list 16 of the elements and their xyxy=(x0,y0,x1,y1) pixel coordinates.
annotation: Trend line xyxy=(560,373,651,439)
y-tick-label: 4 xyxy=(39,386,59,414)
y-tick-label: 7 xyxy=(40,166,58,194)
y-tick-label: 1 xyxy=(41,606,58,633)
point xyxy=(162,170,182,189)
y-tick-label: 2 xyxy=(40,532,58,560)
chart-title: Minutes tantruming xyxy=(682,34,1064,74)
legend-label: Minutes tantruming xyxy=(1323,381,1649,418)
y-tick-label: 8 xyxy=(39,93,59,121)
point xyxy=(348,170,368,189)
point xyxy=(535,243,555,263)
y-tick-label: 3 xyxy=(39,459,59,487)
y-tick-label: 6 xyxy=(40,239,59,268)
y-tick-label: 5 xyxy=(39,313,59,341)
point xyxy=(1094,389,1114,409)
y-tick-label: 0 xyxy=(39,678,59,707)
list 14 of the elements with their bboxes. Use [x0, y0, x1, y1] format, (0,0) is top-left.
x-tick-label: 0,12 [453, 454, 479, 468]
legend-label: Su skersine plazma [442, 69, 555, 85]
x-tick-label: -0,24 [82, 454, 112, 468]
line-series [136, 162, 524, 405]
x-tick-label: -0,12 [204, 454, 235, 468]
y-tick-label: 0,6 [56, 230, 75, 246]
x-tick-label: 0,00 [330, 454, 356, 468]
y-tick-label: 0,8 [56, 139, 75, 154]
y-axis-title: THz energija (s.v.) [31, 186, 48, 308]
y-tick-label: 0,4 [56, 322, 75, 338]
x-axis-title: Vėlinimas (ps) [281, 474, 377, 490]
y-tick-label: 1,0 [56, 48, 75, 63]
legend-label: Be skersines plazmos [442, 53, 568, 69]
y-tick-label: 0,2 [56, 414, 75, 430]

▸ TO DO
Reproduce every line of both records above verbatim, in the same order.

▸ REPLY
list 16 of the elements and their xyxy=(x0,y0,x1,y1) pixel coordinates.
annotation: Trend line xyxy=(560,373,651,439)
y-tick-label: 4 xyxy=(39,386,59,414)
y-tick-label: 7 xyxy=(40,166,58,194)
y-tick-label: 1 xyxy=(41,606,58,633)
point xyxy=(162,170,182,189)
y-tick-label: 2 xyxy=(40,532,58,560)
chart-title: Minutes tantruming xyxy=(682,34,1064,74)
legend-label: Minutes tantruming xyxy=(1323,381,1649,418)
y-tick-label: 8 xyxy=(39,93,59,121)
point xyxy=(348,170,368,189)
point xyxy=(535,243,555,263)
y-tick-label: 3 xyxy=(39,459,59,487)
y-tick-label: 6 xyxy=(40,239,59,268)
y-tick-label: 5 xyxy=(39,313,59,341)
point xyxy=(1094,389,1114,409)
y-tick-label: 0 xyxy=(39,678,59,707)
list 14 of the elements with their bboxes. Use [x0, y0, x1, y1] format, (0,0) is top-left.
x-tick-label: 0,12 [453, 454, 479, 468]
legend-label: Su skersine plazma [442, 69, 555, 85]
x-tick-label: -0,24 [82, 454, 112, 468]
line-series [136, 162, 524, 405]
x-tick-label: -0,12 [204, 454, 235, 468]
y-tick-label: 0,6 [56, 230, 75, 246]
x-tick-label: 0,00 [330, 454, 356, 468]
y-tick-label: 0,8 [56, 139, 75, 154]
y-axis-title: THz energija (s.v.) [31, 186, 48, 308]
y-tick-label: 0,4 [56, 322, 75, 338]
x-axis-title: Vėlinimas (ps) [281, 474, 377, 490]
y-tick-label: 1,0 [56, 48, 75, 63]
legend-label: Be skersines plazmos [442, 53, 568, 69]
y-tick-label: 0,2 [56, 414, 75, 430]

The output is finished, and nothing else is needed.